To do> Which lines below hold the word "from"? Copy all of them.

(Figure contents as structured data)

---------------

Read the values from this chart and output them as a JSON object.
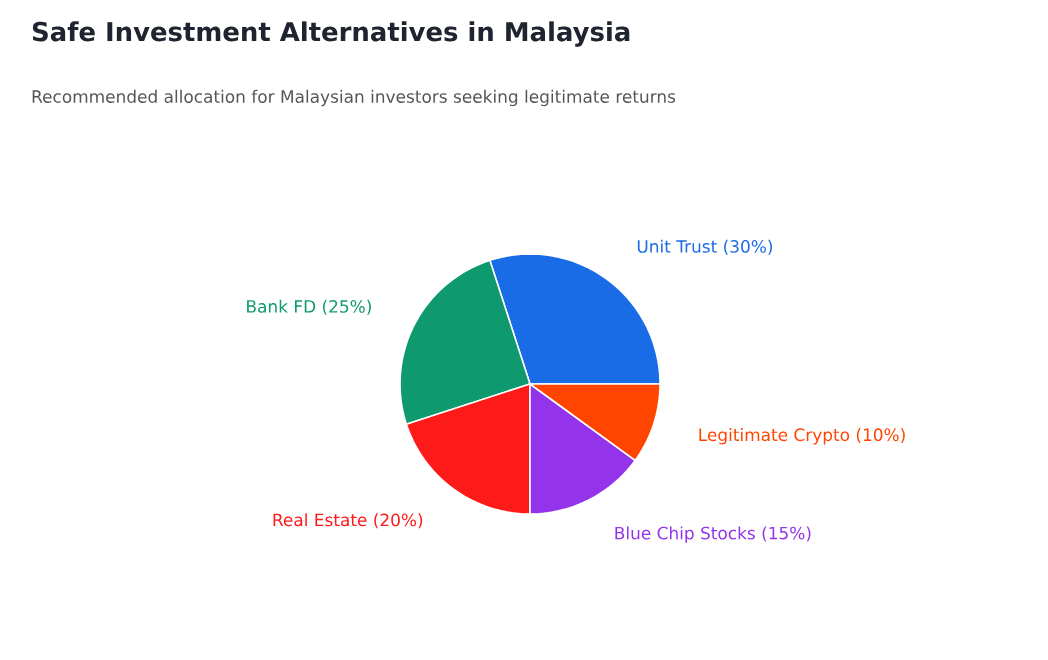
{
  "chart_data": {
    "type": "pie",
    "title": "Safe Investment Alternatives in Malaysia",
    "subtitle": "Recommended allocation for Malaysian investors seeking legitimate returns",
    "categories": [
      "Unit Trust (30%)",
      "Bank FD (25%)",
      "Real Estate (20%)",
      "Blue Chip Stocks (15%)",
      "Legitimate Crypto (10%)"
    ],
    "values": [
      30,
      25,
      20,
      15,
      10
    ],
    "colors": [
      "#1a6be6",
      "#0e9a6e",
      "#ff1a1a",
      "#9333ea",
      "#ff4500"
    ]
  }
}
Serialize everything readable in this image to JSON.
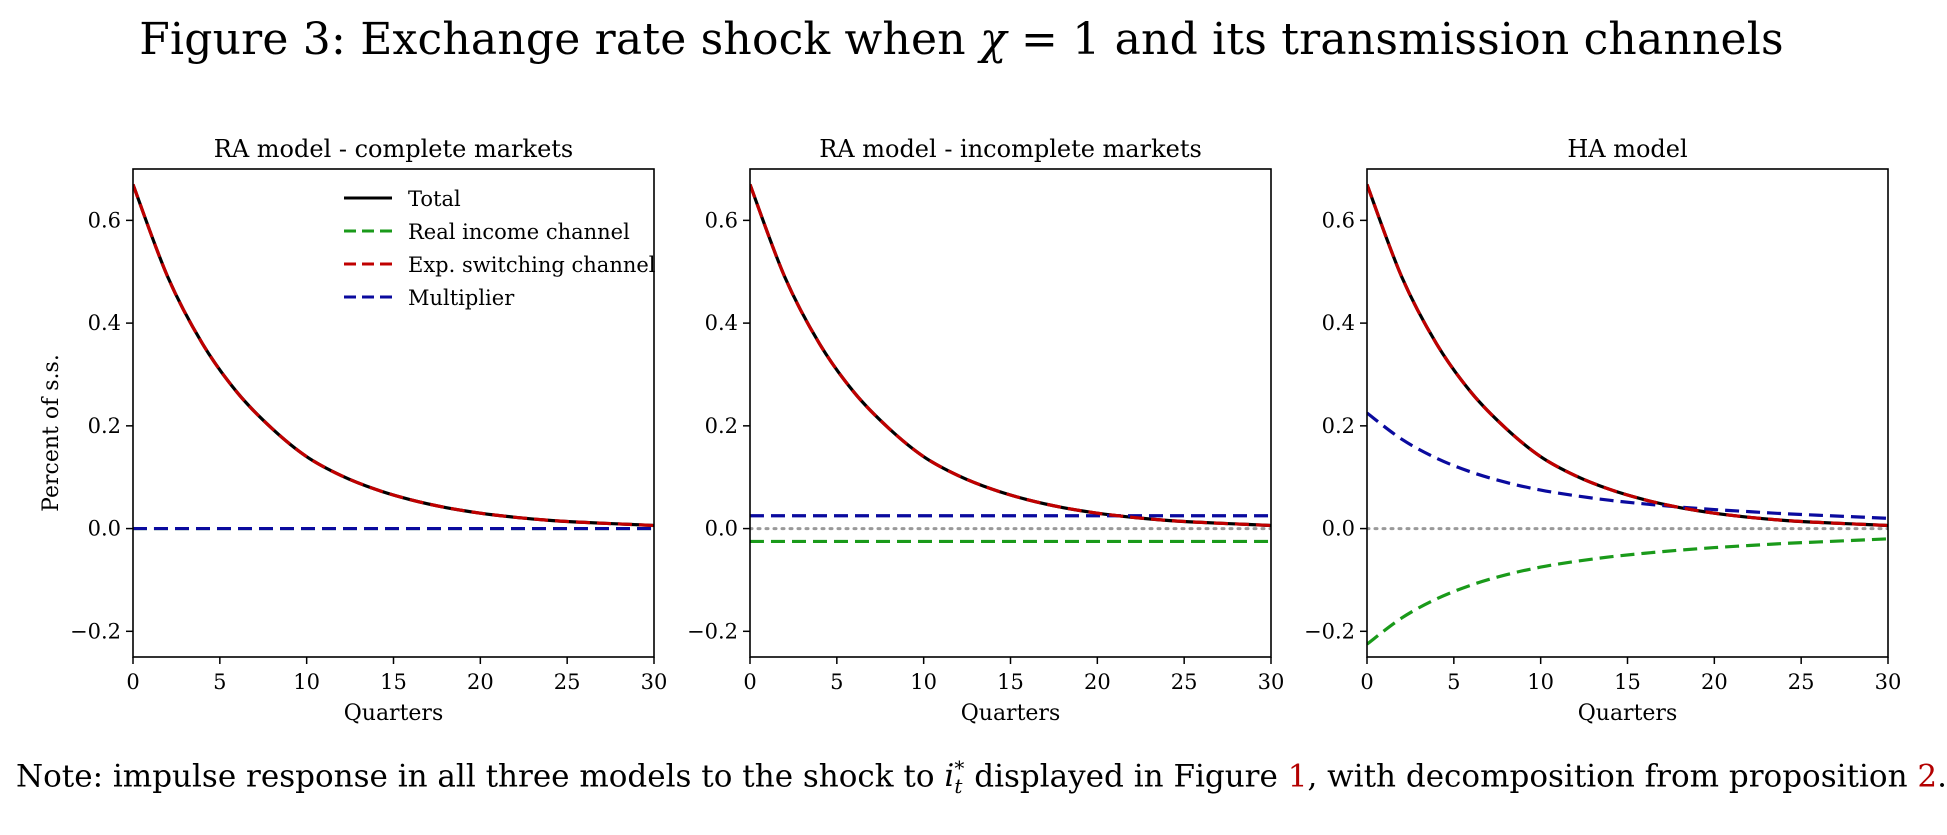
{
  "figure": {
    "title_prefix": "Figure 3: Exchange rate shock when ",
    "title_symbol": "χ",
    "title_equation": " = 1",
    "title_suffix": " and its transmission channels"
  },
  "note": {
    "prefix": "Note: impulse response in all three models to the shock to ",
    "symbol": "i",
    "symbol_sub": "t",
    "symbol_sup": "*",
    "middle": " displayed in Figure ",
    "figure_ref": "1",
    "middle2": ", with decomposition from proposition ",
    "prop_ref": "2",
    "suffix": "."
  },
  "colors": {
    "total": "#000000",
    "real_income": "#1a9a1a",
    "exp_switching": "#c00000",
    "multiplier": "#0a0a9e",
    "zero_line": "#999999",
    "ref_link": "#b30000"
  },
  "chart_data": [
    {
      "type": "line",
      "title": "RA model - complete markets",
      "xlabel": "Quarters",
      "ylabel": "Percent of s.s.",
      "xlim": [
        0,
        30
      ],
      "ylim": [
        -0.25,
        0.7
      ],
      "xticks": [
        0,
        5,
        10,
        15,
        20,
        25,
        30
      ],
      "yticks": [
        -0.2,
        0.0,
        0.2,
        0.4,
        0.6
      ],
      "ytick_labels": [
        "−0.2",
        "0.0",
        "0.2",
        "0.4",
        "0.6"
      ],
      "legend": "upper-center",
      "legend_entries": [
        "Total",
        "Real income channel",
        "Exp. switching channel",
        "Multiplier"
      ],
      "x": [
        0,
        2,
        4,
        6,
        8,
        10,
        12,
        14,
        16,
        18,
        20,
        22,
        24,
        26,
        28,
        30
      ],
      "series": [
        {
          "name": "Total",
          "style": "solid",
          "values": [
            0.67,
            0.49,
            0.36,
            0.265,
            0.195,
            0.14,
            0.103,
            0.076,
            0.056,
            0.041,
            0.03,
            0.022,
            0.016,
            0.012,
            0.009,
            0.006
          ]
        },
        {
          "name": "Real income channel",
          "style": "dashed",
          "values": [
            0.0,
            0.0,
            0.0,
            0.0,
            0.0,
            0.0,
            0.0,
            0.0,
            0.0,
            0.0,
            0.0,
            0.0,
            0.0,
            0.0,
            0.0,
            0.0
          ]
        },
        {
          "name": "Exp. switching channel",
          "style": "dashed",
          "values": [
            0.67,
            0.49,
            0.36,
            0.265,
            0.195,
            0.14,
            0.103,
            0.076,
            0.056,
            0.041,
            0.03,
            0.022,
            0.016,
            0.012,
            0.009,
            0.006
          ]
        },
        {
          "name": "Multiplier",
          "style": "dashed",
          "values": [
            0.0,
            0.0,
            0.0,
            0.0,
            0.0,
            0.0,
            0.0,
            0.0,
            0.0,
            0.0,
            0.0,
            0.0,
            0.0,
            0.0,
            0.0,
            0.0
          ]
        }
      ]
    },
    {
      "type": "line",
      "title": "RA model - incomplete markets",
      "xlabel": "Quarters",
      "ylabel": "",
      "xlim": [
        0,
        30
      ],
      "ylim": [
        -0.25,
        0.7
      ],
      "xticks": [
        0,
        5,
        10,
        15,
        20,
        25,
        30
      ],
      "yticks": [
        -0.2,
        0.0,
        0.2,
        0.4,
        0.6
      ],
      "ytick_labels": [
        "−0.2",
        "0.0",
        "0.2",
        "0.4",
        "0.6"
      ],
      "zero_line": true,
      "x": [
        0,
        2,
        4,
        6,
        8,
        10,
        12,
        14,
        16,
        18,
        20,
        22,
        24,
        26,
        28,
        30
      ],
      "series": [
        {
          "name": "Total",
          "style": "solid",
          "values": [
            0.67,
            0.49,
            0.36,
            0.265,
            0.195,
            0.14,
            0.103,
            0.076,
            0.056,
            0.041,
            0.03,
            0.022,
            0.016,
            0.012,
            0.009,
            0.006
          ]
        },
        {
          "name": "Real income channel",
          "style": "dashed",
          "values": [
            -0.025,
            -0.025,
            -0.025,
            -0.025,
            -0.025,
            -0.025,
            -0.025,
            -0.025,
            -0.025,
            -0.025,
            -0.025,
            -0.025,
            -0.025,
            -0.025,
            -0.025,
            -0.025
          ]
        },
        {
          "name": "Exp. switching channel",
          "style": "dashed",
          "values": [
            0.67,
            0.49,
            0.36,
            0.265,
            0.195,
            0.14,
            0.103,
            0.076,
            0.056,
            0.041,
            0.03,
            0.022,
            0.016,
            0.012,
            0.009,
            0.006
          ]
        },
        {
          "name": "Multiplier",
          "style": "dashed",
          "values": [
            0.025,
            0.025,
            0.025,
            0.025,
            0.025,
            0.025,
            0.025,
            0.025,
            0.025,
            0.025,
            0.025,
            0.025,
            0.025,
            0.025,
            0.025,
            0.025
          ]
        }
      ]
    },
    {
      "type": "line",
      "title": "HA model",
      "xlabel": "Quarters",
      "ylabel": "",
      "xlim": [
        0,
        30
      ],
      "ylim": [
        -0.25,
        0.7
      ],
      "xticks": [
        0,
        5,
        10,
        15,
        20,
        25,
        30
      ],
      "yticks": [
        -0.2,
        0.0,
        0.2,
        0.4,
        0.6
      ],
      "ytick_labels": [
        "−0.2",
        "0.0",
        "0.2",
        "0.4",
        "0.6"
      ],
      "zero_line": true,
      "x": [
        0,
        2,
        4,
        6,
        8,
        10,
        12,
        14,
        16,
        18,
        20,
        22,
        24,
        26,
        28,
        30
      ],
      "series": [
        {
          "name": "Total",
          "style": "solid",
          "values": [
            0.67,
            0.49,
            0.36,
            0.265,
            0.195,
            0.14,
            0.103,
            0.076,
            0.056,
            0.041,
            0.03,
            0.022,
            0.016,
            0.012,
            0.009,
            0.006
          ]
        },
        {
          "name": "Real income channel",
          "style": "dashed",
          "values": [
            -0.225,
            -0.174,
            -0.137,
            -0.11,
            -0.09,
            -0.075,
            -0.064,
            -0.055,
            -0.048,
            -0.042,
            -0.037,
            -0.033,
            -0.029,
            -0.026,
            -0.023,
            -0.02
          ]
        },
        {
          "name": "Exp. switching channel",
          "style": "dashed",
          "values": [
            0.67,
            0.49,
            0.36,
            0.265,
            0.195,
            0.14,
            0.103,
            0.076,
            0.056,
            0.041,
            0.03,
            0.022,
            0.016,
            0.012,
            0.009,
            0.006
          ]
        },
        {
          "name": "Multiplier",
          "style": "dashed",
          "values": [
            0.225,
            0.174,
            0.137,
            0.11,
            0.09,
            0.075,
            0.064,
            0.055,
            0.048,
            0.042,
            0.037,
            0.033,
            0.029,
            0.026,
            0.023,
            0.02
          ]
        }
      ]
    }
  ]
}
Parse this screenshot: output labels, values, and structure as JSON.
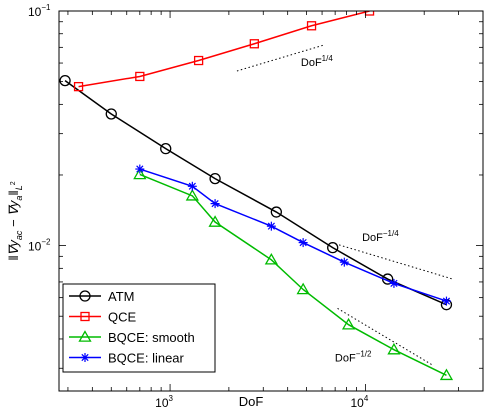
{
  "chart_data": {
    "type": "line",
    "xscale": "log",
    "yscale": "log",
    "xlim": [
      270,
      40000
    ],
    "ylim": [
      0.0024,
      0.1
    ],
    "grid": false,
    "legend_position": "bottom-left",
    "xlabel": "DoF",
    "ylabel_main": "‖∇y",
    "ylabel_sub1": "ac",
    "ylabel_mid": " − ∇y",
    "ylabel_sub2": "a",
    "ylabel_end": "‖",
    "ylabel_norm": "L",
    "ylabel_norm_sup": "2",
    "x_ticks": [
      {
        "value": 1000,
        "base": "10",
        "exp": "3"
      },
      {
        "value": 10000,
        "base": "10",
        "exp": "4"
      }
    ],
    "y_ticks": [
      {
        "value": 0.01,
        "base": "10",
        "exp": "−2"
      },
      {
        "value": 0.1,
        "base": "10",
        "exp": "−1"
      }
    ],
    "series": [
      {
        "name": "ATM",
        "color": "#000000",
        "marker": "circle",
        "x": [
          290,
          500,
          950,
          1700,
          3500,
          6800,
          13000,
          26000
        ],
        "y": [
          0.0505,
          0.0364,
          0.0259,
          0.0193,
          0.0139,
          0.0098,
          0.0072,
          0.0056
        ]
      },
      {
        "name": "QCE",
        "color": "#ff0000",
        "marker": "square",
        "x": [
          340,
          700,
          1400,
          2700,
          5300,
          10500
        ],
        "y": [
          0.0476,
          0.0526,
          0.0615,
          0.0725,
          0.0865,
          0.1
        ]
      },
      {
        "name": "BQCE: smooth",
        "color": "#00bb00",
        "marker": "triangle",
        "x": [
          700,
          1300,
          1700,
          3300,
          4800,
          8200,
          14000,
          26000
        ],
        "y": [
          0.0201,
          0.0163,
          0.0126,
          0.0087,
          0.0065,
          0.0046,
          0.0036,
          0.0028
        ]
      },
      {
        "name": "BQCE: linear",
        "color": "#0000ff",
        "marker": "star",
        "x": [
          700,
          1300,
          1700,
          3300,
          4800,
          7800,
          14000,
          26000
        ],
        "y": [
          0.0212,
          0.0179,
          0.0151,
          0.0121,
          0.0103,
          0.0085,
          0.0069,
          0.0058
        ]
      }
    ],
    "reference_lines": [
      {
        "label": "DoF",
        "exp": "1/4",
        "x": [
          2200,
          6200
        ],
        "y": [
          0.0555,
          0.0718
        ]
      },
      {
        "label": "DoF",
        "exp": "−1/4",
        "x": [
          6700,
          28000
        ],
        "y": [
          0.0103,
          0.0072
        ]
      },
      {
        "label": "DoF",
        "exp": "−1/2",
        "x": [
          7200,
          22000
        ],
        "y": [
          0.0054,
          0.0031
        ]
      }
    ],
    "legend": {
      "entries": [
        "ATM",
        "QCE",
        "BQCE: smooth",
        "BQCE: linear"
      ]
    }
  }
}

---------------

Exercise result>
Read the values from this chart and output them as a JSON object.
    "middle2": ", with decomposition from proposition ",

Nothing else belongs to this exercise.